◆ **Task directions**
In the entries below, find every line with "lavoro" and copy it.

┌────────

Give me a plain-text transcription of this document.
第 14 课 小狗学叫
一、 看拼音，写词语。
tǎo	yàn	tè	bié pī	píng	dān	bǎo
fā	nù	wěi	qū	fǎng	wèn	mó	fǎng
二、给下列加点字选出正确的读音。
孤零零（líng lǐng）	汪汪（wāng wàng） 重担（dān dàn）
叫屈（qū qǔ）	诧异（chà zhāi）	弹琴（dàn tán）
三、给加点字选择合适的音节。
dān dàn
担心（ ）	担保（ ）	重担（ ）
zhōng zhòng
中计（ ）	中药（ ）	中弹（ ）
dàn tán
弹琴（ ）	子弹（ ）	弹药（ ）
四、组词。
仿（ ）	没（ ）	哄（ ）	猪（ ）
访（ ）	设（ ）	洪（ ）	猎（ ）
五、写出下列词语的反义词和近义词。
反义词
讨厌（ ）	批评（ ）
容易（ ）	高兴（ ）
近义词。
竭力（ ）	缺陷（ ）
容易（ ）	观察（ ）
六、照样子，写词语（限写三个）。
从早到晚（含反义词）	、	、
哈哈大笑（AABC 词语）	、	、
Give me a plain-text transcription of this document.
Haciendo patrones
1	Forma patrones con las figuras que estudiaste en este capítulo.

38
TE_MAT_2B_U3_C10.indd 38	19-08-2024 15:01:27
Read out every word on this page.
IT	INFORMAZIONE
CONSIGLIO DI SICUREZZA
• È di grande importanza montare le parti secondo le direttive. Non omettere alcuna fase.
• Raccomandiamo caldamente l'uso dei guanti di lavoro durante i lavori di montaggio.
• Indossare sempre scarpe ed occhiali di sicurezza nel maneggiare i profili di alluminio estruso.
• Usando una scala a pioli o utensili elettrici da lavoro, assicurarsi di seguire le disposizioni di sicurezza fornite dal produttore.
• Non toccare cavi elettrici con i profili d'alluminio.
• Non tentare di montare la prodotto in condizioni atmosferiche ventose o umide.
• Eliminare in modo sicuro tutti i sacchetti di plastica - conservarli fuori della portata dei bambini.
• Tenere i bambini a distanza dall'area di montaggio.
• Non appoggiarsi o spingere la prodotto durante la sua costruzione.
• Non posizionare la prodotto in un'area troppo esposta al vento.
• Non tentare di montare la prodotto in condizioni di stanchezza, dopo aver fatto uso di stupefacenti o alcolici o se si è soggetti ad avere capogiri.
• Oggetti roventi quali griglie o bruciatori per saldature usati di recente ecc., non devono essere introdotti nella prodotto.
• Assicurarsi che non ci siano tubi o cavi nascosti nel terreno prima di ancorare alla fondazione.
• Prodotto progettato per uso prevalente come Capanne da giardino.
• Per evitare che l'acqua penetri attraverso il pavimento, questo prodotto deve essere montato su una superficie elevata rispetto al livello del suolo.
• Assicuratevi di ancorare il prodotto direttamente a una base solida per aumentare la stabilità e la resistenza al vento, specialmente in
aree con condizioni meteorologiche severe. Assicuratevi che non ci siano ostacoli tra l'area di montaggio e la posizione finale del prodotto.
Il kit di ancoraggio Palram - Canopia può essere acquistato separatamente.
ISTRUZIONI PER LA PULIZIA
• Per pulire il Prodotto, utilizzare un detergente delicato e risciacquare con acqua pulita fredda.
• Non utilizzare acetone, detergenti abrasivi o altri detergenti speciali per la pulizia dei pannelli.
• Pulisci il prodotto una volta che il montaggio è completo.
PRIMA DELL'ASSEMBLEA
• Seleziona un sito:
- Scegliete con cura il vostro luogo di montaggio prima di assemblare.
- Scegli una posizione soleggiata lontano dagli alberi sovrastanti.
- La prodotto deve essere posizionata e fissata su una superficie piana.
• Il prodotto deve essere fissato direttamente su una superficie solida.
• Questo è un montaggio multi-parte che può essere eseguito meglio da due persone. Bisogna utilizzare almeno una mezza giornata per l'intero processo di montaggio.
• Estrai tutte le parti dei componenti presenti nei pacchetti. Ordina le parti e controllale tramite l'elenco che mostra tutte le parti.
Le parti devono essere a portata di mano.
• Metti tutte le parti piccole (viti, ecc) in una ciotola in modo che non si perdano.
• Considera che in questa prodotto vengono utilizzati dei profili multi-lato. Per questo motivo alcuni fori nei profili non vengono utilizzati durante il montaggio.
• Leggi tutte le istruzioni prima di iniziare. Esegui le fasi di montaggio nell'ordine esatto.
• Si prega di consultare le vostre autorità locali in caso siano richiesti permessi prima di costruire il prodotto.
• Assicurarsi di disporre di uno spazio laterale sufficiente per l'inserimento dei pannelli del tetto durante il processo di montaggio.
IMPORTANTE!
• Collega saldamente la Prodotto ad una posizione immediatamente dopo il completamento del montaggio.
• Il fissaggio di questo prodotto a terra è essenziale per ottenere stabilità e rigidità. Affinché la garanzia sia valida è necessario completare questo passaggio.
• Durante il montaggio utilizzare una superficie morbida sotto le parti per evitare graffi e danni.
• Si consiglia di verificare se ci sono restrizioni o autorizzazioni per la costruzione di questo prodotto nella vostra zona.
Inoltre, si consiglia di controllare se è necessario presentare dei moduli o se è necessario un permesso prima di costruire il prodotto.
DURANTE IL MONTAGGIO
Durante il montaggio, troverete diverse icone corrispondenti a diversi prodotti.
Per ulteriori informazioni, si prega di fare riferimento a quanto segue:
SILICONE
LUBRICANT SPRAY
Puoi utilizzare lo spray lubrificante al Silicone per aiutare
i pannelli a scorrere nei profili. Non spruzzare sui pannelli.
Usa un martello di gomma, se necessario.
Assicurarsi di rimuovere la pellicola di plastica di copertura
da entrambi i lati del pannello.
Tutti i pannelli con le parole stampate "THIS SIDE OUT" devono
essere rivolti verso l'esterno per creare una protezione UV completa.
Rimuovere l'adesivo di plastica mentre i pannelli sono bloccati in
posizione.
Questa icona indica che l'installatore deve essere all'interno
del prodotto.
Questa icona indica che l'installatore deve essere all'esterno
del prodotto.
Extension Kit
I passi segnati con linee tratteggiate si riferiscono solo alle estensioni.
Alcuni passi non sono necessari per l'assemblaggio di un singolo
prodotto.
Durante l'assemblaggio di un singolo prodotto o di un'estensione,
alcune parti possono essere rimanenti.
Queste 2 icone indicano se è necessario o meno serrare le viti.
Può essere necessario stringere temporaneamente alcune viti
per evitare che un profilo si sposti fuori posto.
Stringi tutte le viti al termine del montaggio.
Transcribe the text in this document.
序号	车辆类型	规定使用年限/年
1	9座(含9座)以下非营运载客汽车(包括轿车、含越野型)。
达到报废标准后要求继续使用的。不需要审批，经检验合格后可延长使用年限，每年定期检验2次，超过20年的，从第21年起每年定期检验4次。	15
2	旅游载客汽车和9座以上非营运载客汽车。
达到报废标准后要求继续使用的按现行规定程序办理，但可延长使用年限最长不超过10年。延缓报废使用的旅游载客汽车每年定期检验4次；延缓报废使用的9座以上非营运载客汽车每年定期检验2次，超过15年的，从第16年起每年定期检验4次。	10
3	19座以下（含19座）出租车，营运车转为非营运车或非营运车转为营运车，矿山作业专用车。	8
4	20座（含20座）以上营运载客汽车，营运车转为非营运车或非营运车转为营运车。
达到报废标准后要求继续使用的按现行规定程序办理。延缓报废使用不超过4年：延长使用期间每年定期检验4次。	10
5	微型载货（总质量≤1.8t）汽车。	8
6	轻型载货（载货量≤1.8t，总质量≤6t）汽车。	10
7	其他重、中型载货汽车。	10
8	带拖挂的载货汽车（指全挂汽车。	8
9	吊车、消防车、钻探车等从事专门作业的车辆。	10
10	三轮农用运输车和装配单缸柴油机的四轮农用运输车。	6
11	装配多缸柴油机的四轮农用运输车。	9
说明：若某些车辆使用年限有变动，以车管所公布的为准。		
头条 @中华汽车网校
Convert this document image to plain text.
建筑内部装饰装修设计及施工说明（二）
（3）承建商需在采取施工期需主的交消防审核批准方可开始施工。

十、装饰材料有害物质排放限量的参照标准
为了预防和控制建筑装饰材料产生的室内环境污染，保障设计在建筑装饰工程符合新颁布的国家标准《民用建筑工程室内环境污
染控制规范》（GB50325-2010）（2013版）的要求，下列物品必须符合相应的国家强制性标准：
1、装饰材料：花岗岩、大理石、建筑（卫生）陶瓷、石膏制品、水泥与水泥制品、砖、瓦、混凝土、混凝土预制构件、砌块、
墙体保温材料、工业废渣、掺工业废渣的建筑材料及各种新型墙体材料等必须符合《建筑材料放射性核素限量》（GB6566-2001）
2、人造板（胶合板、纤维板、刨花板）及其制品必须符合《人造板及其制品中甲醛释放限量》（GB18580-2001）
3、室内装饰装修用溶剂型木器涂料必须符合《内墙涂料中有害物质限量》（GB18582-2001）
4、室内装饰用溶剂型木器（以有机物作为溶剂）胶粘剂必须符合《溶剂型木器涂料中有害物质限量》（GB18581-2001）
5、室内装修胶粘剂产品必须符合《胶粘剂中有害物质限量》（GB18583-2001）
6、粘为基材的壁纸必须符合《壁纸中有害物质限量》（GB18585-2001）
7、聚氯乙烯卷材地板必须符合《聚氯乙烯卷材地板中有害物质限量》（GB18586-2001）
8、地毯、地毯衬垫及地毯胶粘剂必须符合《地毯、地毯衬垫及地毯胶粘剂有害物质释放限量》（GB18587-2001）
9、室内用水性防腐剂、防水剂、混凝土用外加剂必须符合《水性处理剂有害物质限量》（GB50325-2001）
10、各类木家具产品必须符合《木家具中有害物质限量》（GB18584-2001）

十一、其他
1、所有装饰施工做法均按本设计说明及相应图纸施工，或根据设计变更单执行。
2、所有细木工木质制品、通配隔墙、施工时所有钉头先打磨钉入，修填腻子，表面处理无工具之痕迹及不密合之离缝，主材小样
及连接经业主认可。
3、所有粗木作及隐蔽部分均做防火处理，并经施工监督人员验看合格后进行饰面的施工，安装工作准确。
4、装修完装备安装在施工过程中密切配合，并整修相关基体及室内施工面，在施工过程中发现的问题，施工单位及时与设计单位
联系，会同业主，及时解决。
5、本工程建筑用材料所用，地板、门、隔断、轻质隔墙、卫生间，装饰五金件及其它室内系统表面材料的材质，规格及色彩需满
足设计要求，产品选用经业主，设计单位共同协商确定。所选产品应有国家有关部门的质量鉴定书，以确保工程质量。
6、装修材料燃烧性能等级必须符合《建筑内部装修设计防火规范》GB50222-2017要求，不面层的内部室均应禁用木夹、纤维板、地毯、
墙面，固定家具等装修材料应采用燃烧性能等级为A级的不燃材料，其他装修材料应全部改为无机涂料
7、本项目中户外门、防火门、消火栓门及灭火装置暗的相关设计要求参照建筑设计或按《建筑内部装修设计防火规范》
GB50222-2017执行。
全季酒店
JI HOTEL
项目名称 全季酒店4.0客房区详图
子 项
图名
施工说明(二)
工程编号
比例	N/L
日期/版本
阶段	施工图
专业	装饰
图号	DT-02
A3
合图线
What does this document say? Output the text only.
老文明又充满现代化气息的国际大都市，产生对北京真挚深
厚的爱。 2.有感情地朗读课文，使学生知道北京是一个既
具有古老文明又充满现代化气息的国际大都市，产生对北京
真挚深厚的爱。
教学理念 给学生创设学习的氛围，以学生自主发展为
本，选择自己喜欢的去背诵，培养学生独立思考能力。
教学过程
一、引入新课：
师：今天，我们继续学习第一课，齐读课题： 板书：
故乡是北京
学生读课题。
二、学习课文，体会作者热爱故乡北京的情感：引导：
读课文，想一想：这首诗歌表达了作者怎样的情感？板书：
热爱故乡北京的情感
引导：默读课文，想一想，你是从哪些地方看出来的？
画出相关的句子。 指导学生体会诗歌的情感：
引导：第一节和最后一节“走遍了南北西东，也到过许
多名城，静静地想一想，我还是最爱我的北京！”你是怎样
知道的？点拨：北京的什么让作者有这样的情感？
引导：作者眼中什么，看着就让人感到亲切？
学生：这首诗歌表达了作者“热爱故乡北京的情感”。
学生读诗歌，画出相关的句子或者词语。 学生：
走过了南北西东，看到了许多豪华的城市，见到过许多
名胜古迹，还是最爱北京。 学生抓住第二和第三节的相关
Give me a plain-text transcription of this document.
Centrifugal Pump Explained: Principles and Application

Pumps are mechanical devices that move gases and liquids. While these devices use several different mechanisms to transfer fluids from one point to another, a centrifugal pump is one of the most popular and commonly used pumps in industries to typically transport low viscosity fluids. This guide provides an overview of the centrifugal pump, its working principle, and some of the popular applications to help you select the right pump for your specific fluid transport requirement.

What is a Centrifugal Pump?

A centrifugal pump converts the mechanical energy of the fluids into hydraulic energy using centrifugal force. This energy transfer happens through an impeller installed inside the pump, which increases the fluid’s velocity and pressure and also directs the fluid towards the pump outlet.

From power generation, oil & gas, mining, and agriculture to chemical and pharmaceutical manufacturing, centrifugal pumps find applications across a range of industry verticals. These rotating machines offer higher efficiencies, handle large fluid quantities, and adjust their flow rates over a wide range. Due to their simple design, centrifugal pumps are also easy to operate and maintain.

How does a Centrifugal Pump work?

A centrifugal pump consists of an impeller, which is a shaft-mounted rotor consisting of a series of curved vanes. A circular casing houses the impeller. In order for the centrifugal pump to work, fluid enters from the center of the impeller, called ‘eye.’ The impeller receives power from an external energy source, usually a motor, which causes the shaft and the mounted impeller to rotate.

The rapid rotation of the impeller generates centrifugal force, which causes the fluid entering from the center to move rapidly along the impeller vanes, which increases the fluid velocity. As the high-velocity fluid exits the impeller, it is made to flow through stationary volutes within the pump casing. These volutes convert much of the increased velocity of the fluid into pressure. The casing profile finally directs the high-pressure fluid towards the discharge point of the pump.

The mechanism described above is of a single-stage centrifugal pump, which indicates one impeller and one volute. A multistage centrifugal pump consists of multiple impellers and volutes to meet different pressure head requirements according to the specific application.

└────────

◆ **Answer in full**
• Raccomandiamo caldamente l'uso dei guanti di lavoro durante i lavori di montaggio.
• Usando una scala a pioli o utensili elettrici da lavoro, assicurarsi di seguire le disposizioni di sicurezza fornite dal produttore.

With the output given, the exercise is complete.